**Text segment:**
Vector Database (Qdrant) - Min: CX31 (4 vCPU, 8GB RAM) for <1M embeddings - Prod: CPX51 (24 vCPU, 48GB RAM) for 5M+ embeddings - SSD mandatory; HDD not suitable

Database (PostgreSQL) - Dedicated server (PX92 or Hetzner Managed DB) - Minimum: 32GB RAM, NVMe SSD, daily backups - Non-negotiable for production

Edge Nodes (Schools/Districts) - Raspberry Pi 4B (8GB): cache + local sync agent - Or mini-PC (Intel N100): full K3s cluster locally - Cost: $100-300 per site, supports 50-200 students

3. Containerization (Mandatory)

Docker Standards

All services must be containerized. No exceptions.

Base Images:

# Backend (Django)
FROM python:3.12-slim

# Frontend (Next.js)
FROM node:20-alpine

# AI (PyTorch)
FROM pytorch/pytorch:2.1-cuda12.1-runtime-slim

Registry: Docker Hub (free) or self-hosted Harbor on Hetzner

Kubernetes via K3s

K3s is lightweight Kubernetes ideal for resource-constrained environments.

Installation:

# Master node
curl -sfL https://get.k3s.io | sh -

# Agent nodes
curl -sfL https://get.k3s.io | K3S_URL=https://master:6443 \
  K3S_TOKEN=<token> sh -

Why K3s over full Kubernetes: - 50% smaller memory footprint - Single binary deployment - Built-in Traefik ingress + ServiceLB - Perfect for on-prem + edge

Environment Layers

Layer	Tool	Replicas	SLA
Local Dev	Docker Compose	1	N/A
Staging	K3s single-node	1	Best effort
Production	K3s 3+ nodes	3-8	99.5% uptime

4. Database Infrastructure

PostgreSQL (Primary)

Hosted Options: 1. Hetzner Managed Database (simplest, automated backups) 2. Dedicated server + manual setup (full control, lower cost)

Backup Strategy:

# Daily backups to MinIO
0 2 * * * /usr/local/bin/backup-postgres.sh

# Retention: 30 days rolling
# Test restores: weekly from backup

Replication: - Primary-Replica for HA (Streaming Replication) - Replica in secondary region (Phase 2 goal)

Qdrant (Vector DB)

Self-hosted vector database for curriculum RAG.

Configuration:

# qdrant/config.yaml
wal:
  dir_path: ./storage/wal
storage:
  snapshots_path: ./storage/snapshots

Sizing: - 1 embedding dimension = ~200 bytes overhead - Curriculum estimates: 100K documents × 1K dimensions = ~100GB SSD

Persistence: - Daily snapshots to MinIO - Full snapshot recovery <10 minutes

MinIO (S3-Compatible Storage)

Stores videos, lesson PDFs, student work, media assets.

Setup (K3s):

helm install minio minio/minio \
  --set rootUser=admin \
  --set rootPassword=<secure-pwd> \
  --set persistence.size=500Gi

Buckets: - curriculum-assets/ — lesson videos, PDFs, images - student-work/ — submissions, quizzes, progress - system-logs/ — application logs (Loki) - backups/ — database snapshots

Replication: MinIO internal mirroring or cross-server bucket sync

Redis (Caching Layer)

**Exercise requirements:**
A. Check each statement against the infrastructure text and answer yes or no, quoting the exact words that decide it. (i) HDD storage is acceptable for the Qdrant vector database. (ii) PostgreSQL backups are retained for 30 days on a rolling basis. (iii) Each edge node site supports up to 500 students.
B. Please return the stretch of the infrastructure text from "Why K3s over" through "control, lower cost)", copied exactly.
C. According to the infrastructure text, how long does a full Qdrant snapshot recovery take?

**Recorded data:**
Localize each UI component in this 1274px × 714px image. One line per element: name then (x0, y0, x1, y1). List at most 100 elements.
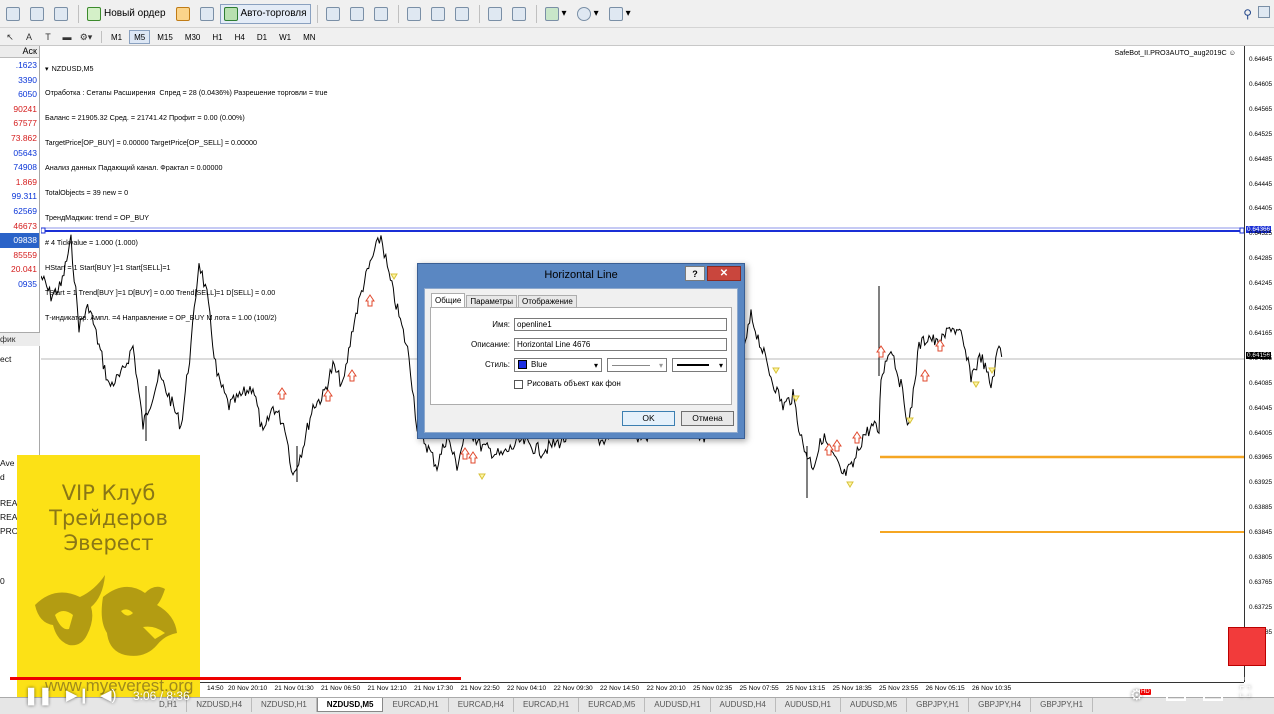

**The solutions:**
A.
(i) No: "SSD mandatory; HDD not suitable"
(ii) Yes: "Retention: 30 days rolling"
(iii) No: "supports 50-200 students"

B.
Why K3s over full Kubernetes: - 50% smaller memory footprint - Single binary deployment - Built-in Traefik ingress + ServiceLB - Perfect for on-prem + edge

Environment Layers

Layer	Tool	Replicas	SLA
Local Dev	Docker Compose	1	N/A
Staging	K3s single-node	1	Best effort
Production	K3s 3+ nodes	3-8	99.5% uptime

4. Database Infrastructure

PostgreSQL (Primary)

Hosted Options: 1. Hetzner Managed Database (simplest, automated backups) 2. Dedicated server + manual setup (full control, lower cost)

C. Less than 10 minutes.